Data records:

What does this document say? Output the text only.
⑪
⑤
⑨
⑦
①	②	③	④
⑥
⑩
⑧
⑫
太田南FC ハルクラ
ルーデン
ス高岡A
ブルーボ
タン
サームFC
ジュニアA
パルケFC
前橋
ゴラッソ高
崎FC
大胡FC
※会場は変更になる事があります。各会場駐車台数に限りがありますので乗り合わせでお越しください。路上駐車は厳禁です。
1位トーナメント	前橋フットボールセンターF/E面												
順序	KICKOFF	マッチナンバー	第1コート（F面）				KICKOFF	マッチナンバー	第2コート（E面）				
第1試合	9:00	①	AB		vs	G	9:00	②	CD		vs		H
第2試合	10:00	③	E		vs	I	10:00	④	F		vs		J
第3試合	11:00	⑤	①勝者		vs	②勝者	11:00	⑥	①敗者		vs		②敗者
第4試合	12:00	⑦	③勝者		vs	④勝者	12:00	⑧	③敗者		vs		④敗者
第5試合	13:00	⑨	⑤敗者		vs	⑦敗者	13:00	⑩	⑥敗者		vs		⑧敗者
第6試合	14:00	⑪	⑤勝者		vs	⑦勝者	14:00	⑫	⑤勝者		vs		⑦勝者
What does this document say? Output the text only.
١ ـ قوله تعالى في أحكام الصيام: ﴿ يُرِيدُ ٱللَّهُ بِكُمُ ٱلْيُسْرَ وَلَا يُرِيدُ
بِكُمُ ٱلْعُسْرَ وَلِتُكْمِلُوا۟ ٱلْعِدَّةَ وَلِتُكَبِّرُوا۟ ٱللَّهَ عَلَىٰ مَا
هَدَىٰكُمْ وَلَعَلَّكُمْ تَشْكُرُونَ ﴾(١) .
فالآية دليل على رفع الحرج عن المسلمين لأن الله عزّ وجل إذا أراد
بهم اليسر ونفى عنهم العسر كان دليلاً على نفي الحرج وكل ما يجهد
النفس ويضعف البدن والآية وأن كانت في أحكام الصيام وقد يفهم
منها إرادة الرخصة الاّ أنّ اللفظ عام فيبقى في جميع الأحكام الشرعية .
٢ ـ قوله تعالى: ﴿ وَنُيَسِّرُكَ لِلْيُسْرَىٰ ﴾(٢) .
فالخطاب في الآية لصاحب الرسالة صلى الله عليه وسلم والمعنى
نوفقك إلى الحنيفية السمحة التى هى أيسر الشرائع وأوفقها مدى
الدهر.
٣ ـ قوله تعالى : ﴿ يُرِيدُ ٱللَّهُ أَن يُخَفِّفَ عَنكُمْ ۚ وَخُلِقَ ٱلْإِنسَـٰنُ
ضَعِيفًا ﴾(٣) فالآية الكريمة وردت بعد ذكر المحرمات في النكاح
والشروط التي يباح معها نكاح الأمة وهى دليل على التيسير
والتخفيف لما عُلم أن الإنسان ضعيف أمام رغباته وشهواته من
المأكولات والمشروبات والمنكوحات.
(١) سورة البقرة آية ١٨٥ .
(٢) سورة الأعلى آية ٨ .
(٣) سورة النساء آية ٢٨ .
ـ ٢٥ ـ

--- Required task ---
Search the data above for the string "قوله" and return every line that has it.

--- Right answer ---
١ ـ قوله تعالى في أحكام الصيام: ﴿ يُرِيدُ ٱللَّهُ بِكُمُ ٱلْيُسْرَ وَلَا يُرِيدُ
٢ ـ قوله تعالى: ﴿ وَنُيَسِّرُكَ لِلْيُسْرَىٰ ﴾(٢) .
٣ ـ قوله تعالى : ﴿ يُرِيدُ ٱللَّهُ أَن يُخَفِّفَ عَنكُمْ ۚ وَخُلِقَ ٱلْإِنسَـٰنُ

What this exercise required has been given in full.